## Work to complete
Skip the pictures and quote all of the lines exactly.

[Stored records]
· · · · ·

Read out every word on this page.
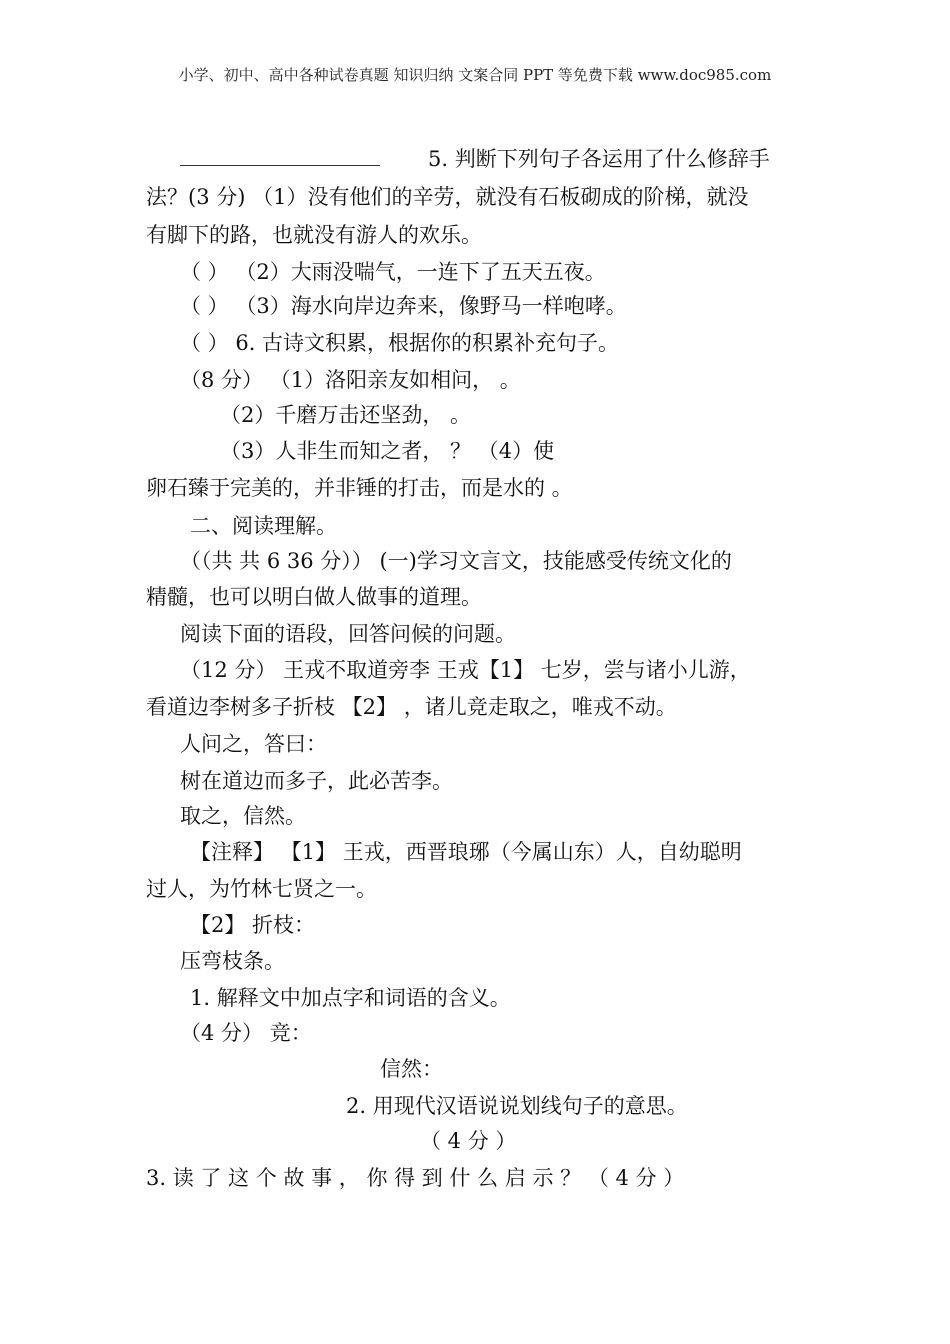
小学、初中、高中各种试卷真题 知识归纳 文案合同 PPT 等免费下载 www.doc985.com
5. 判断下列句子各运用了什么修辞手
法？(3 分) （1）没有他们的辛劳，就没有石板砌成的阶梯，就没
有脚下的路，也就没有游人的欢乐。
（ ） （2）大雨没喘气，一连下了五天五夜。
（ ） （3）海水向岸边奔来，像野马一样咆哮。
（ ） 6. 古诗文积累，根据你的积累补充句子。
（8 分） （1）洛阳亲友如相问， 。
（2）千磨万击还坚劲， 。
（3）人非生而知之者， ？ （4）使
卵石臻于完美的，并非锤的打击，而是水的 。
二、阅读理解。
（（共 共 6 36 分）） (一)学习文言文，技能感受传统文化的
精髓，也可以明白做人做事的道理。
阅读下面的语段，回答问候的问题。
（12 分） 王戎不取道旁李 王戎【1】 七岁，尝与诸小儿游，
看道边李树多子折枝 【2】 ，诸儿竞走取之，唯戎不动。
人问之，答曰：
树在道边而多子，此必苦李。
取之，信然。
【注释】 【1】 王戎，西晋琅琊（今属山东）人，自幼聪明
过人，为竹林七贤之一。
【2】 折枝：
压弯枝条。
1. 解释文中加点字和词语的含义。
（4 分） 竞：
信然：
2. 用现代汉语说说划线句子的意思。
（ 4 分 ）
3. 读 了 这 个 故 事 ， 你 得 到 什 么 启 示 ？ （ 4 分 ）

· · · · ·

## Full output
Read out every word on this page.
小学、初中、高中各种试卷真题 知识归纳 文案合同 PPT 等免费下载 www.doc985.com
5. 判断下列句子各运用了什么修辞手
法？(3 分) （1）没有他们的辛劳，就没有石板砌成的阶梯，就没
有脚下的路，也就没有游人的欢乐。
（ ） （2）大雨没喘气，一连下了五天五夜。
（ ） （3）海水向岸边奔来，像野马一样咆哮。
（ ） 6. 古诗文积累，根据你的积累补充句子。
（8 分） （1）洛阳亲友如相问， 。
（2）千磨万击还坚劲， 。
（3）人非生而知之者， ？ （4）使
卵石臻于完美的，并非锤的打击，而是水的 。
二、阅读理解。
（（共 共 6 36 分）） (一)学习文言文，技能感受传统文化的
精髓，也可以明白做人做事的道理。
阅读下面的语段，回答问候的问题。
（12 分） 王戎不取道旁李 王戎【1】 七岁，尝与诸小儿游，
看道边李树多子折枝 【2】 ，诸儿竞走取之，唯戎不动。
人问之，答曰：
树在道边而多子，此必苦李。
取之，信然。
【注释】 【1】 王戎，西晋琅琊（今属山东）人，自幼聪明
过人，为竹林七贤之一。
【2】 折枝：
压弯枝条。
1. 解释文中加点字和词语的含义。
（4 分） 竞：
信然：
2. 用现代汉语说说划线句子的意思。
（ 4 分 ）
3. 读 了 这 个 故 事 ， 你 得 到 什 么 启 示 ？ （ 4 分 ）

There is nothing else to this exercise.